Records provided —
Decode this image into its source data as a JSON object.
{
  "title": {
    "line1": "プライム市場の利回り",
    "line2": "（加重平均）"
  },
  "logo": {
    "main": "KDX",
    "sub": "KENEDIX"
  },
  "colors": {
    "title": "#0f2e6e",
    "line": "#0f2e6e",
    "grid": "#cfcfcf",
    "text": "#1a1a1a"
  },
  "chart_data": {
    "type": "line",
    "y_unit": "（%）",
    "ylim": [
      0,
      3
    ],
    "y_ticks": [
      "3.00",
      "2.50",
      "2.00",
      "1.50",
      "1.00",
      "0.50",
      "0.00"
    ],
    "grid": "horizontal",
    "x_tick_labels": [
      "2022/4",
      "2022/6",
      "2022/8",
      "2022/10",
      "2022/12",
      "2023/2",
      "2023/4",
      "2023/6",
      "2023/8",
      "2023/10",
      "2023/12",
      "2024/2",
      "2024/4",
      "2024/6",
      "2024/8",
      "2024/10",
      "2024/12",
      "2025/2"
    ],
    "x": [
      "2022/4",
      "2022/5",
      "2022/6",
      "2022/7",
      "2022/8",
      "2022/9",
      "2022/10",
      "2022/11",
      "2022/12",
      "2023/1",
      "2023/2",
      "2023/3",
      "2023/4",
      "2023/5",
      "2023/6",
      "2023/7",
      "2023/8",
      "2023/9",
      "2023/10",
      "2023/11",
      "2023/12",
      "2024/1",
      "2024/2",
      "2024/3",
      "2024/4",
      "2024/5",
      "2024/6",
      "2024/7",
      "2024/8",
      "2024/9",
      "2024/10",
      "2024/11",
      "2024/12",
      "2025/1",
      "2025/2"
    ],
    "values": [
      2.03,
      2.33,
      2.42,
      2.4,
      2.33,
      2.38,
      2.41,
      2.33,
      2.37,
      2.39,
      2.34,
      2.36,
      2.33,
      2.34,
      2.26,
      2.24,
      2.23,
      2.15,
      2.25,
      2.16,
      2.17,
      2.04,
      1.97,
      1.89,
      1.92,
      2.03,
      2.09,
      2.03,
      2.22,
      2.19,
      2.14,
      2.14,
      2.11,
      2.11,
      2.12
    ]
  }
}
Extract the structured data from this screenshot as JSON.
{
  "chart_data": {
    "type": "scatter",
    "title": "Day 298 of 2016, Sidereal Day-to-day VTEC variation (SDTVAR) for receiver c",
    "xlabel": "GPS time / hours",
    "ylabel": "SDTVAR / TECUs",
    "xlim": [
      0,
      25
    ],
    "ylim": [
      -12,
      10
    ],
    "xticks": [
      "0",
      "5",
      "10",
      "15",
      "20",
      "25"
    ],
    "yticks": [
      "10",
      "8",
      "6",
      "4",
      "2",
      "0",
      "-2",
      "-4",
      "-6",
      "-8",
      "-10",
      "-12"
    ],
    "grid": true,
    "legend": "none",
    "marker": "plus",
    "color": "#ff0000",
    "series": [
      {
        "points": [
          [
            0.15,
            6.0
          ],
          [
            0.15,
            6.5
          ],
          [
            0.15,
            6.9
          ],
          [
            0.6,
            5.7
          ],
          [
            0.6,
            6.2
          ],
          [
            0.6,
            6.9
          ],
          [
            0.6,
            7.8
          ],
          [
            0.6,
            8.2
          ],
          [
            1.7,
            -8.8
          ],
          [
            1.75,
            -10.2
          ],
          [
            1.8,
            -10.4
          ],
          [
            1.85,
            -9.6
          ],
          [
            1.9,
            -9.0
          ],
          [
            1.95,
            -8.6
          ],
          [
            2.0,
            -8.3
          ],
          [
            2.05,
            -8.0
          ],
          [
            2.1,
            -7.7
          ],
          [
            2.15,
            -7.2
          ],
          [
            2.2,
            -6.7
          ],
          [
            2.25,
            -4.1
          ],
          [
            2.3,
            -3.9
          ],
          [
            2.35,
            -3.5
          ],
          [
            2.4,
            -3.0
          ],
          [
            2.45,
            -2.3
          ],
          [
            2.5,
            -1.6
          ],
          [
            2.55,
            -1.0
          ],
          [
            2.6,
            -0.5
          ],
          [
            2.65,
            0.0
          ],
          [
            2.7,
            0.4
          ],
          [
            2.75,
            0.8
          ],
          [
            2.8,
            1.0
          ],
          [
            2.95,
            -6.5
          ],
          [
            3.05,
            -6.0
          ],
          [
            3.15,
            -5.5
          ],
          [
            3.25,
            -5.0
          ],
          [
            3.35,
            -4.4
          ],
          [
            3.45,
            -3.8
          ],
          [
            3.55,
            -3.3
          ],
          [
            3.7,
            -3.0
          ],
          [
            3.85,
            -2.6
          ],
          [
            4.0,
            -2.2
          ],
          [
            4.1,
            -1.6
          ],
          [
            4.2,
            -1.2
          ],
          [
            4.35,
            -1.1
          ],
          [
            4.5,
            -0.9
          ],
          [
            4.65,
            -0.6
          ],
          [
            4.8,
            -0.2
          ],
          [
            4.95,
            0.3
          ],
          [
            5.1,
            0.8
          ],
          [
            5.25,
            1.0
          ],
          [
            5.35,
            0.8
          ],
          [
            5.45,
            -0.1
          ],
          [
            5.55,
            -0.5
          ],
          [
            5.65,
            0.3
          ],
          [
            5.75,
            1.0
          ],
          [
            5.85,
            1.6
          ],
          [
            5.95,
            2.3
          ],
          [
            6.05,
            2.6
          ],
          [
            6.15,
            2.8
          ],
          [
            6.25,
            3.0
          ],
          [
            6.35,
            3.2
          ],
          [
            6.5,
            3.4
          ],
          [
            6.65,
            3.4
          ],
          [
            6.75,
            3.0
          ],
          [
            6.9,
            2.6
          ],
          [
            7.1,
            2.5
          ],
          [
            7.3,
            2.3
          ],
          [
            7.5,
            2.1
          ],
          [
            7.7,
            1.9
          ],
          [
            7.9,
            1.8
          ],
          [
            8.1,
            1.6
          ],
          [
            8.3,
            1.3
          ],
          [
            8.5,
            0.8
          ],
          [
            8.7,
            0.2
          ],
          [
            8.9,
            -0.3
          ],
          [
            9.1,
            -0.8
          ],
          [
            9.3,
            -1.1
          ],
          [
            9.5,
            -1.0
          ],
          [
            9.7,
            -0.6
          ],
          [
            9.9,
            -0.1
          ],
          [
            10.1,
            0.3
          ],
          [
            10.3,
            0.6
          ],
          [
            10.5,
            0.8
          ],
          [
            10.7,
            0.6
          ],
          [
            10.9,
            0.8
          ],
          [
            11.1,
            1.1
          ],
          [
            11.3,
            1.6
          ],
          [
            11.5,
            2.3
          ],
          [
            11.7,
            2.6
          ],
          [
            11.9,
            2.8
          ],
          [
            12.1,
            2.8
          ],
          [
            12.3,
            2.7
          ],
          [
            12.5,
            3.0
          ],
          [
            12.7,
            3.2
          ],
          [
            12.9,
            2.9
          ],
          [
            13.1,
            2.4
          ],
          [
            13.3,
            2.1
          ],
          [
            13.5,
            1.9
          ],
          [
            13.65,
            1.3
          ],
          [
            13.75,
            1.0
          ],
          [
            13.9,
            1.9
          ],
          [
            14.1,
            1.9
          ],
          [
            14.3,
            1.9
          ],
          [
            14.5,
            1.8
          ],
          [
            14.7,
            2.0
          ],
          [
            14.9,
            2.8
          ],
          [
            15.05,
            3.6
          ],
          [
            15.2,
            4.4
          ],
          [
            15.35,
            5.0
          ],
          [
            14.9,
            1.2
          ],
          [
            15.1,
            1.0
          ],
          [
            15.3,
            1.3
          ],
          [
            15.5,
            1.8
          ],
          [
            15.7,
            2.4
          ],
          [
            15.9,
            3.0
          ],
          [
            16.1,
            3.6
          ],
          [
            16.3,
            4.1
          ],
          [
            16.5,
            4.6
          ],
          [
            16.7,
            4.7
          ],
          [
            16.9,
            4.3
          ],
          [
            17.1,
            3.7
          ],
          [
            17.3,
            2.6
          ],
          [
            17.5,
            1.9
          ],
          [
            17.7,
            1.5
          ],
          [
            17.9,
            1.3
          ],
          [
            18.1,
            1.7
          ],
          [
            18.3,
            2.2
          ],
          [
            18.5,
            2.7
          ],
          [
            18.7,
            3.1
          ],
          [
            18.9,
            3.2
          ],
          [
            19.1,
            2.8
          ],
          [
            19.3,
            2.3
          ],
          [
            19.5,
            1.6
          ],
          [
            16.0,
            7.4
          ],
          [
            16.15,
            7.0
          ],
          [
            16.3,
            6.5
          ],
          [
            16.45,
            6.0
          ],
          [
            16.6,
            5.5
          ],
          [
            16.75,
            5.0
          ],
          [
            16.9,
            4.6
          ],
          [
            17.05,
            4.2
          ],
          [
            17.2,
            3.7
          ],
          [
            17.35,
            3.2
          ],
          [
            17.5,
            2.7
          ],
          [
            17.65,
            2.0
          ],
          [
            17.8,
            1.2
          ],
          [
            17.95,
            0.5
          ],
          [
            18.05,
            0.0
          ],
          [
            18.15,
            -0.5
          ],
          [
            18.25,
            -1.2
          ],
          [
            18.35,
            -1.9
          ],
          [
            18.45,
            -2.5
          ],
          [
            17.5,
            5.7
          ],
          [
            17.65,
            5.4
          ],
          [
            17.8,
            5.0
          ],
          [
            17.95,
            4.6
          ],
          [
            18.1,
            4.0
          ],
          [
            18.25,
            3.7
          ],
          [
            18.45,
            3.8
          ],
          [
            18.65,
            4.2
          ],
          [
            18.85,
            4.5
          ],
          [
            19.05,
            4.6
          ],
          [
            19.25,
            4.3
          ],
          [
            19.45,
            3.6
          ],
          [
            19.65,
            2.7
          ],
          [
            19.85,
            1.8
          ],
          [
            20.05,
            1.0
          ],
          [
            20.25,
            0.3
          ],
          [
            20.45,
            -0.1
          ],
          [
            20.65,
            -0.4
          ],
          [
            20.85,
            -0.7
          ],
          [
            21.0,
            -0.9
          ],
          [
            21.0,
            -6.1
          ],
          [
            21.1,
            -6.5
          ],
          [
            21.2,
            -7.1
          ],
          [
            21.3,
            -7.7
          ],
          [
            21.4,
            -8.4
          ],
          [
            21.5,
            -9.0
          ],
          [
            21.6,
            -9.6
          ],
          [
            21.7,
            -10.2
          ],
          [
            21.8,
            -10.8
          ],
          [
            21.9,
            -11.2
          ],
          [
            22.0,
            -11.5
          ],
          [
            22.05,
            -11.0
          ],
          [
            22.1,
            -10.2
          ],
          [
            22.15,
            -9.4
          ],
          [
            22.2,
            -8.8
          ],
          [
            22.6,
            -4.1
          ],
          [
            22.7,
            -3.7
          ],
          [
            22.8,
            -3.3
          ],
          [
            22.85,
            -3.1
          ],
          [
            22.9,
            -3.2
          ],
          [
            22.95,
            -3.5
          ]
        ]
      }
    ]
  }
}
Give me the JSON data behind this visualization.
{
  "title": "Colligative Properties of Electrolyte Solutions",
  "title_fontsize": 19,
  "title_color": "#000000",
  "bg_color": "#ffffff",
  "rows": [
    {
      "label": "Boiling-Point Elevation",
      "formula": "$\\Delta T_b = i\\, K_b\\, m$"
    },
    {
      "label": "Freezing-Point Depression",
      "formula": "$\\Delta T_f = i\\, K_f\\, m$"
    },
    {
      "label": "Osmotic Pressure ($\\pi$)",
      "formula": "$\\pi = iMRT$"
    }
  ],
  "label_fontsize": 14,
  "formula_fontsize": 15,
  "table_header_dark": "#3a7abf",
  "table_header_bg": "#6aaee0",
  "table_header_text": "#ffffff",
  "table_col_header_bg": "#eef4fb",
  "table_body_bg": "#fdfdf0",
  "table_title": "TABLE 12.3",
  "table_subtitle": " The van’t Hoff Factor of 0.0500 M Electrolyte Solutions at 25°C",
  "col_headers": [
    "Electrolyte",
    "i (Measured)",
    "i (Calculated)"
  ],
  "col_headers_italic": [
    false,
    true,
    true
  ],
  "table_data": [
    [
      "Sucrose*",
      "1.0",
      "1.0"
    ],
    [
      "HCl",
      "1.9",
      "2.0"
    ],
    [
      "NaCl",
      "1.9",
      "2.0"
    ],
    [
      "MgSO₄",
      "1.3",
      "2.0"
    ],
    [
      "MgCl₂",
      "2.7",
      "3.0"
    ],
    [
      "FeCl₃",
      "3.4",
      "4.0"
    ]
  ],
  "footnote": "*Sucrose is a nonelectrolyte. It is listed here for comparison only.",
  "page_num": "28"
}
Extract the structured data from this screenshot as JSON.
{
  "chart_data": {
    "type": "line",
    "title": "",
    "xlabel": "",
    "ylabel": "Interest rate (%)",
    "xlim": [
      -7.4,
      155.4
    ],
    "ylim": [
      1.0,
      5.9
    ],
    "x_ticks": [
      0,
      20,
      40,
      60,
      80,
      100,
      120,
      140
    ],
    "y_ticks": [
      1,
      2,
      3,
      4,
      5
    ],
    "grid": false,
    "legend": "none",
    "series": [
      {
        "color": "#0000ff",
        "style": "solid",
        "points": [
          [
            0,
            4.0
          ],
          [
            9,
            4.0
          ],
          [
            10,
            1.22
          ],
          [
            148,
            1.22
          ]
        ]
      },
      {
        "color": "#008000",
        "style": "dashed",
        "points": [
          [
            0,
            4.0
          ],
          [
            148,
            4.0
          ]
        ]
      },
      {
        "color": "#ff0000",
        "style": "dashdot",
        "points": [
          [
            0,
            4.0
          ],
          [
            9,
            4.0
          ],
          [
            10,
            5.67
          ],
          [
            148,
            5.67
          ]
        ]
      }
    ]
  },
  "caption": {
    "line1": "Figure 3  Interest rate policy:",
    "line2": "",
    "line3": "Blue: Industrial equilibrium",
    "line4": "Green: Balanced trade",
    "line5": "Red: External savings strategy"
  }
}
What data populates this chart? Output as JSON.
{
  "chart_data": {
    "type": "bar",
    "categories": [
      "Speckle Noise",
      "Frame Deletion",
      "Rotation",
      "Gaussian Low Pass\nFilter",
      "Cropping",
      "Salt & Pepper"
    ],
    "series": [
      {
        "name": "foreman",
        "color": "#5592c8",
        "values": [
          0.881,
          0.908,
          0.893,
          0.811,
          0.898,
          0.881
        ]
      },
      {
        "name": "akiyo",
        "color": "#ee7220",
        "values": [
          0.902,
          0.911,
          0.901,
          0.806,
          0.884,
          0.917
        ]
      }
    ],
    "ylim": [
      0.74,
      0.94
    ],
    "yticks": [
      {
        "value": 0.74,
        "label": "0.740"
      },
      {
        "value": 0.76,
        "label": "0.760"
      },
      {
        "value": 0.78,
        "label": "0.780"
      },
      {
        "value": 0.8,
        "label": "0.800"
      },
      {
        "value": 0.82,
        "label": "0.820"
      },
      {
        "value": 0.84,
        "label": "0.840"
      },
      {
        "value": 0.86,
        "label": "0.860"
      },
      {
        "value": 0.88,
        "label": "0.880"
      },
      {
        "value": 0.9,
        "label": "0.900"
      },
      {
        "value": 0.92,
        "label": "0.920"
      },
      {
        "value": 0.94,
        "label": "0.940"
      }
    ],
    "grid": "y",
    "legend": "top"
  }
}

Job —
Check every line for "JSON" and show the ones that have it.

Output —
Decode this image into its source data as a JSON object.
Extract the structured data from this screenshot as JSON.
Give me the JSON data behind this visualization.
Extract the structured data from this screenshot as JSON.
What data populates this chart? Output as JSON.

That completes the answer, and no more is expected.